● **Instruction**
Can you transcribe the data exactly? Leave the pictures out.

-- start --

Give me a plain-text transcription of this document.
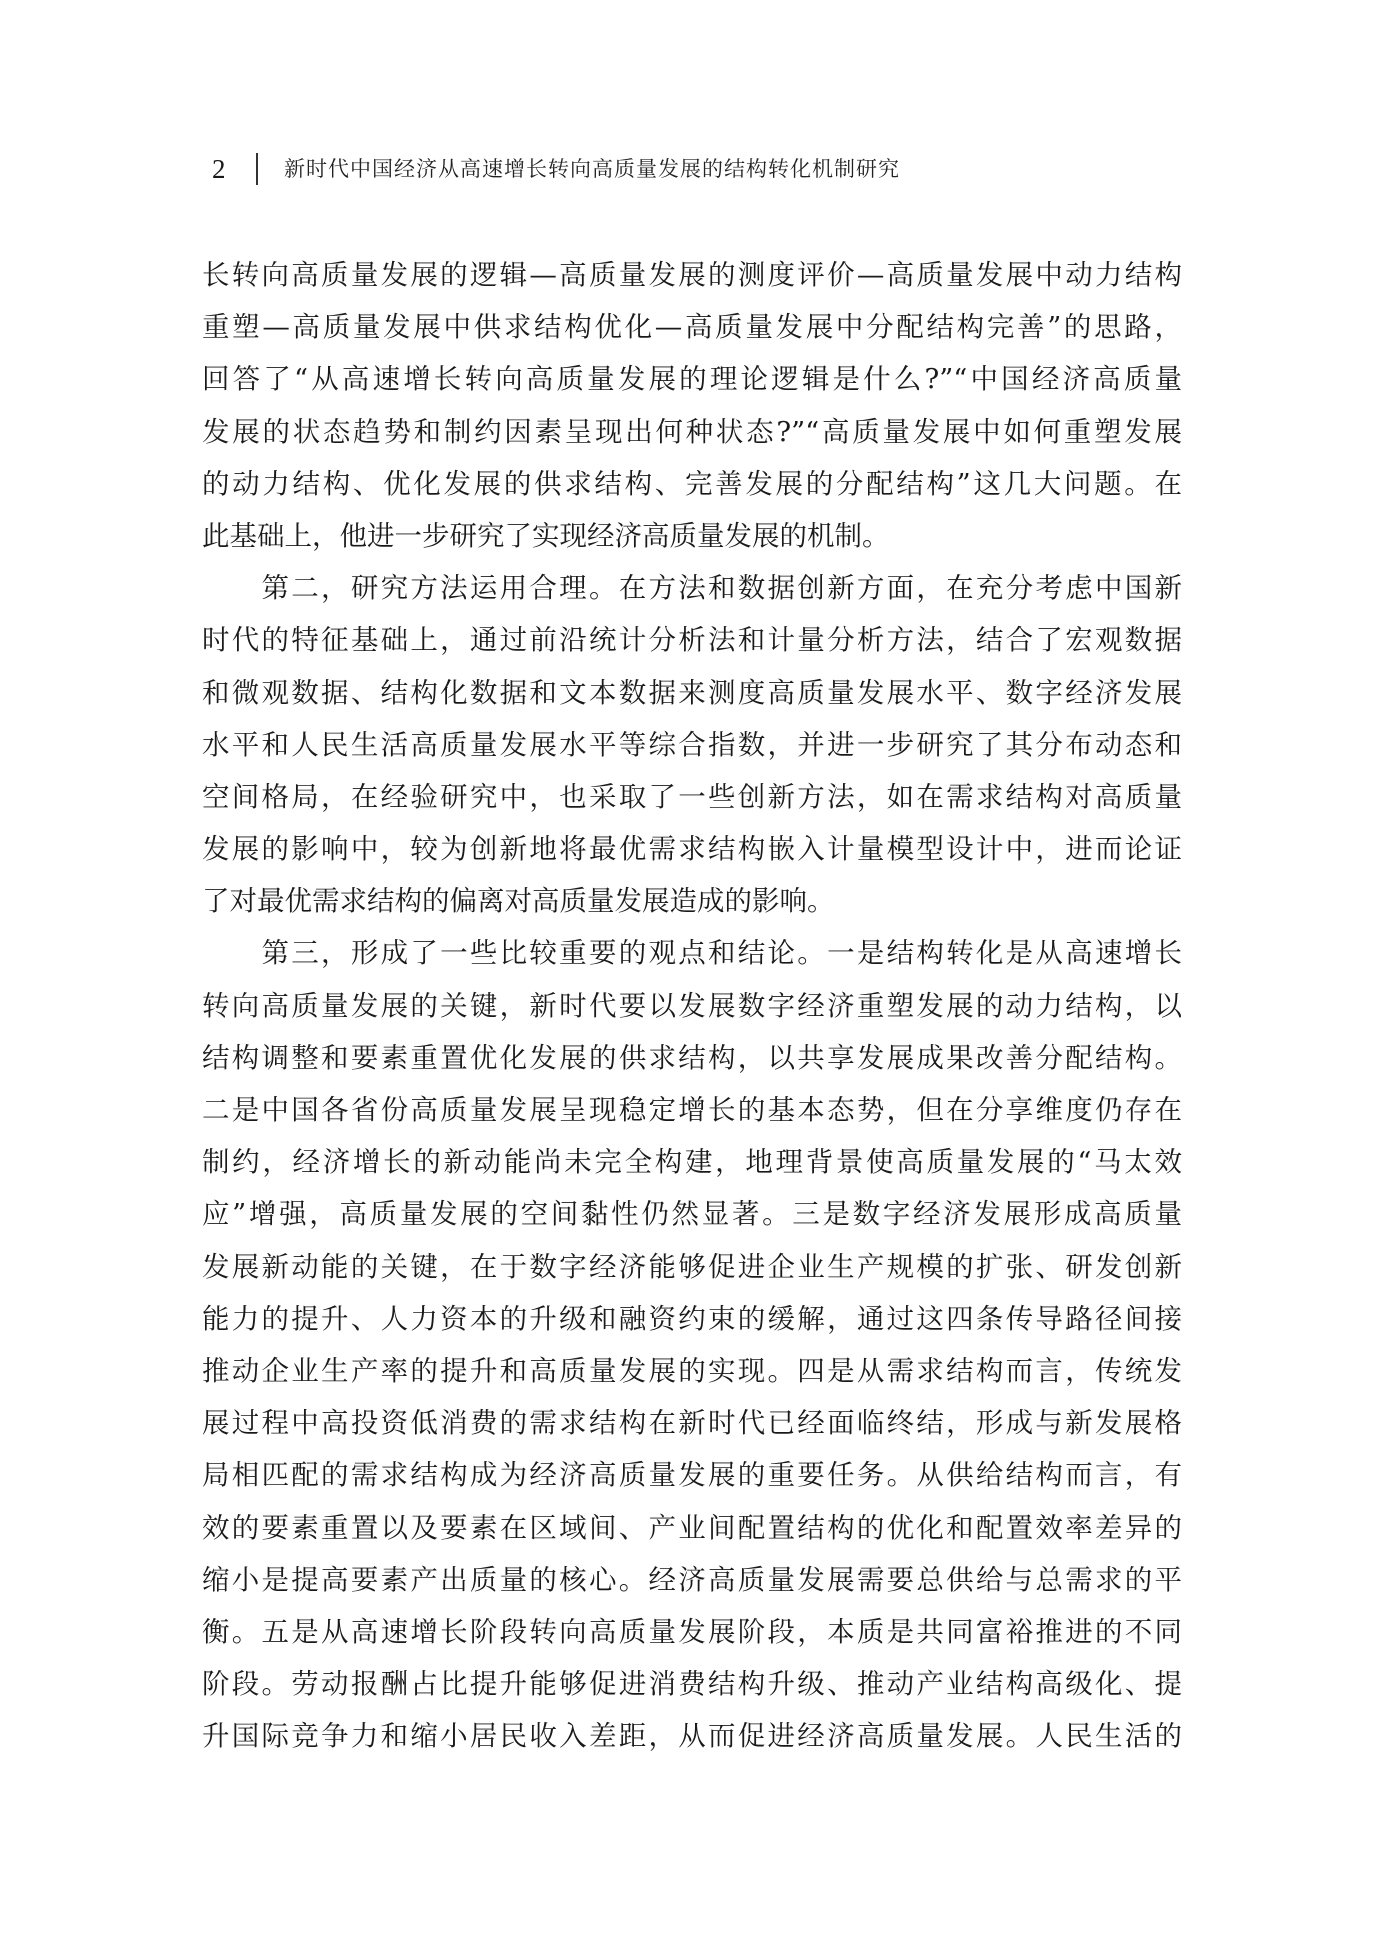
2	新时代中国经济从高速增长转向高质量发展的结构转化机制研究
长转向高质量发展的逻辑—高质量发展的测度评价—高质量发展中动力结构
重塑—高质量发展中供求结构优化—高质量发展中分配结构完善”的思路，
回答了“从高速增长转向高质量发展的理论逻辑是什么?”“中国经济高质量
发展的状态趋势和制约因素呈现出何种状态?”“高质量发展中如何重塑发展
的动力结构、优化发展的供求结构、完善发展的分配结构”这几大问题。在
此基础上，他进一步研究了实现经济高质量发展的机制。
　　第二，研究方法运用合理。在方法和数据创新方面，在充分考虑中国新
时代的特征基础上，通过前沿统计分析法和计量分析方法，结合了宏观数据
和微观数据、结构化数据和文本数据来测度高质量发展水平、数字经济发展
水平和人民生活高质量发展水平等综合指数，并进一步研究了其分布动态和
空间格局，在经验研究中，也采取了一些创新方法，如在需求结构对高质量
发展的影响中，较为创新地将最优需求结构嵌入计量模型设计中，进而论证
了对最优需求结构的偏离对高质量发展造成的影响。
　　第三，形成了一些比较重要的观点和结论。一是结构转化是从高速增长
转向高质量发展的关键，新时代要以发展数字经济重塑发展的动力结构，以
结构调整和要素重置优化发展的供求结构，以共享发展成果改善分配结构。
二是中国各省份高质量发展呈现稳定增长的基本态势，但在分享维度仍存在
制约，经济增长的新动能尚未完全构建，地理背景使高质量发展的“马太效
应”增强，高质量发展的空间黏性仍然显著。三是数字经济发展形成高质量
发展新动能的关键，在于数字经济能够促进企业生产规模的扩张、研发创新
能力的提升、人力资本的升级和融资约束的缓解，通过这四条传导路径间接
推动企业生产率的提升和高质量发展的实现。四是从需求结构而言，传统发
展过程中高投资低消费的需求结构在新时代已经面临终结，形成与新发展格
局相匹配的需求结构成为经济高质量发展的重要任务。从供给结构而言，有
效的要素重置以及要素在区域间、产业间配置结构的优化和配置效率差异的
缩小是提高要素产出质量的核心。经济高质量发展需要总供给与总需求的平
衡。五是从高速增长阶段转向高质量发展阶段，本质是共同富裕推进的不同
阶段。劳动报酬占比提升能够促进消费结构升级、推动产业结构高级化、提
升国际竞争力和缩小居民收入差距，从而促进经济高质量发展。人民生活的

-- end --

● **Response**
Give me a plain-text transcription of this document.
2	新时代中国经济从高速增长转向高质量发展的结构转化机制研究
长转向高质量发展的逻辑—高质量发展的测度评价—高质量发展中动力结构
重塑—高质量发展中供求结构优化—高质量发展中分配结构完善”的思路，
回答了“从高速增长转向高质量发展的理论逻辑是什么?”“中国经济高质量
发展的状态趋势和制约因素呈现出何种状态?”“高质量发展中如何重塑发展
的动力结构、优化发展的供求结构、完善发展的分配结构”这几大问题。在
此基础上，他进一步研究了实现经济高质量发展的机制。
　　第二，研究方法运用合理。在方法和数据创新方面，在充分考虑中国新
时代的特征基础上，通过前沿统计分析法和计量分析方法，结合了宏观数据
和微观数据、结构化数据和文本数据来测度高质量发展水平、数字经济发展
水平和人民生活高质量发展水平等综合指数，并进一步研究了其分布动态和
空间格局，在经验研究中，也采取了一些创新方法，如在需求结构对高质量
发展的影响中，较为创新地将最优需求结构嵌入计量模型设计中，进而论证
了对最优需求结构的偏离对高质量发展造成的影响。
　　第三，形成了一些比较重要的观点和结论。一是结构转化是从高速增长
转向高质量发展的关键，新时代要以发展数字经济重塑发展的动力结构，以
结构调整和要素重置优化发展的供求结构，以共享发展成果改善分配结构。
二是中国各省份高质量发展呈现稳定增长的基本态势，但在分享维度仍存在
制约，经济增长的新动能尚未完全构建，地理背景使高质量发展的“马太效
应”增强，高质量发展的空间黏性仍然显著。三是数字经济发展形成高质量
发展新动能的关键，在于数字经济能够促进企业生产规模的扩张、研发创新
能力的提升、人力资本的升级和融资约束的缓解，通过这四条传导路径间接
推动企业生产率的提升和高质量发展的实现。四是从需求结构而言，传统发
展过程中高投资低消费的需求结构在新时代已经面临终结，形成与新发展格
局相匹配的需求结构成为经济高质量发展的重要任务。从供给结构而言，有
效的要素重置以及要素在区域间、产业间配置结构的优化和配置效率差异的
缩小是提高要素产出质量的核心。经济高质量发展需要总供给与总需求的平
衡。五是从高速增长阶段转向高质量发展阶段，本质是共同富裕推进的不同
阶段。劳动报酬占比提升能够促进消费结构升级、推动产业结构高级化、提
升国际竞争力和缩小居民收入差距，从而促进经济高质量发展。人民生活的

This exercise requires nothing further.